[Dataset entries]
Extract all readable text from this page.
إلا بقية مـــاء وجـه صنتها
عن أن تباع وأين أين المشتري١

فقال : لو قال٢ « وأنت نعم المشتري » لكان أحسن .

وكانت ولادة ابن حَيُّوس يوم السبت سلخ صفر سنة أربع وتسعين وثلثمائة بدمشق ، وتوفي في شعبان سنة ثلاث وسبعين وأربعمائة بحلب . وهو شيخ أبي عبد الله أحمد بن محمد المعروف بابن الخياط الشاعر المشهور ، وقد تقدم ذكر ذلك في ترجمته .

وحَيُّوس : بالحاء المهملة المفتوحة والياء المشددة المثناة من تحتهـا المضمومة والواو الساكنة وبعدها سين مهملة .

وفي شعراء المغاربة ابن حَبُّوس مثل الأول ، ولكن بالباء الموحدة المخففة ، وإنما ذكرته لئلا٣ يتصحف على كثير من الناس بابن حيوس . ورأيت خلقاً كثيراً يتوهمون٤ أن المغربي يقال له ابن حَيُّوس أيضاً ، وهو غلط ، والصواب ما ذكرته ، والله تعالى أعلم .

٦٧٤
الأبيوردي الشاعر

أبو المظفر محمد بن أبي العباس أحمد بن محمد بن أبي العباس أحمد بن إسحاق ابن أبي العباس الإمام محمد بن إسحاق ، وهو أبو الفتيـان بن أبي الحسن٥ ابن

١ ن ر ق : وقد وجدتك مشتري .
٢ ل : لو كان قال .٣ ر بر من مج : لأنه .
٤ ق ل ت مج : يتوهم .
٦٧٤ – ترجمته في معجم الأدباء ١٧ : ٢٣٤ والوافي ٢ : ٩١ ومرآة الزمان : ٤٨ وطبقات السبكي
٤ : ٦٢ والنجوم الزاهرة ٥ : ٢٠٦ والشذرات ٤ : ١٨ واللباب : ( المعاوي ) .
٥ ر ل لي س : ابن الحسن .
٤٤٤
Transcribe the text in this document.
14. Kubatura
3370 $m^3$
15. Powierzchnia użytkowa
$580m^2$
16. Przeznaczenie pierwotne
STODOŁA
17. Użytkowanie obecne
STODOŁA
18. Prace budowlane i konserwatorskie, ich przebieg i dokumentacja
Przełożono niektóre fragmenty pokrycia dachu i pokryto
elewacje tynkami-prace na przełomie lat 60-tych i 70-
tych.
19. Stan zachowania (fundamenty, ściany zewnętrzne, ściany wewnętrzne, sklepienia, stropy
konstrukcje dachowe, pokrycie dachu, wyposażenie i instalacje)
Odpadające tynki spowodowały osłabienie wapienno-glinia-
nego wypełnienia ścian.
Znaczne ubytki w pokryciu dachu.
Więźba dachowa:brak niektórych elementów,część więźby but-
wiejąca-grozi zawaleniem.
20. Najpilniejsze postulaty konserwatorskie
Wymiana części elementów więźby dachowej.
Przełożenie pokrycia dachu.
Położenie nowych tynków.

* _WORK TO BE COMPLETED_:
Each record above should be returned exactly as it appears.

* _THE COMPLETED TASK_:
Extract all readable text from this page.
إلا بقية مـــاء وجـه صنتها
عن أن تباع وأين أين المشتري١

فقال : لو قال٢ « وأنت نعم المشتري » لكان أحسن .

وكانت ولادة ابن حَيُّوس يوم السبت سلخ صفر سنة أربع وتسعين وثلثمائة بدمشق ، وتوفي في شعبان سنة ثلاث وسبعين وأربعمائة بحلب . وهو شيخ أبي عبد الله أحمد بن محمد المعروف بابن الخياط الشاعر المشهور ، وقد تقدم ذكر ذلك في ترجمته .

وحَيُّوس : بالحاء المهملة المفتوحة والياء المشددة المثناة من تحتهـا المضمومة والواو الساكنة وبعدها سين مهملة .

وفي شعراء المغاربة ابن حَبُّوس مثل الأول ، ولكن بالباء الموحدة المخففة ، وإنما ذكرته لئلا٣ يتصحف على كثير من الناس بابن حيوس . ورأيت خلقاً كثيراً يتوهمون٤ أن المغربي يقال له ابن حَيُّوس أيضاً ، وهو غلط ، والصواب ما ذكرته ، والله تعالى أعلم .

٦٧٤
الأبيوردي الشاعر

أبو المظفر محمد بن أبي العباس أحمد بن محمد بن أبي العباس أحمد بن إسحاق ابن أبي العباس الإمام محمد بن إسحاق ، وهو أبو الفتيـان بن أبي الحسن٥ ابن

١ ن ر ق : وقد وجدتك مشتري .
٢ ل : لو كان قال .٣ ر بر من مج : لأنه .
٤ ق ل ت مج : يتوهم .
٦٧٤ – ترجمته في معجم الأدباء ١٧ : ٢٣٤ والوافي ٢ : ٩١ ومرآة الزمان : ٤٨ وطبقات السبكي
٤ : ٦٢ والنجوم الزاهرة ٥ : ٢٠٦ والشذرات ٤ : ١٨ واللباب : ( المعاوي ) .
٥ ر ل لي س : ابن الحسن .
٤٤٤
Transcribe the text in this document.
14. Kubatura
3370 $m^3$
15. Powierzchnia użytkowa
$580m^2$
16. Przeznaczenie pierwotne
STODOŁA
17. Użytkowanie obecne
STODOŁA
18. Prace budowlane i konserwatorskie, ich przebieg i dokumentacja
Przełożono niektóre fragmenty pokrycia dachu i pokryto
elewacje tynkami-prace na przełomie lat 60-tych i 70-
tych.
19. Stan zachowania (fundamenty, ściany zewnętrzne, ściany wewnętrzne, sklepienia, stropy
konstrukcje dachowe, pokrycie dachu, wyposażenie i instalacje)
Odpadające tynki spowodowały osłabienie wapienno-glinia-
nego wypełnienia ścian.
Znaczne ubytki w pokryciu dachu.
Więźba dachowa:brak niektórych elementów,część więźby but-
wiejąca-grozi zawaleniem.
20. Najpilniejsze postulaty konserwatorskie
Wymiana części elementów więźby dachowej.
Przełożenie pokrycia dachu.
Położenie nowych tynków.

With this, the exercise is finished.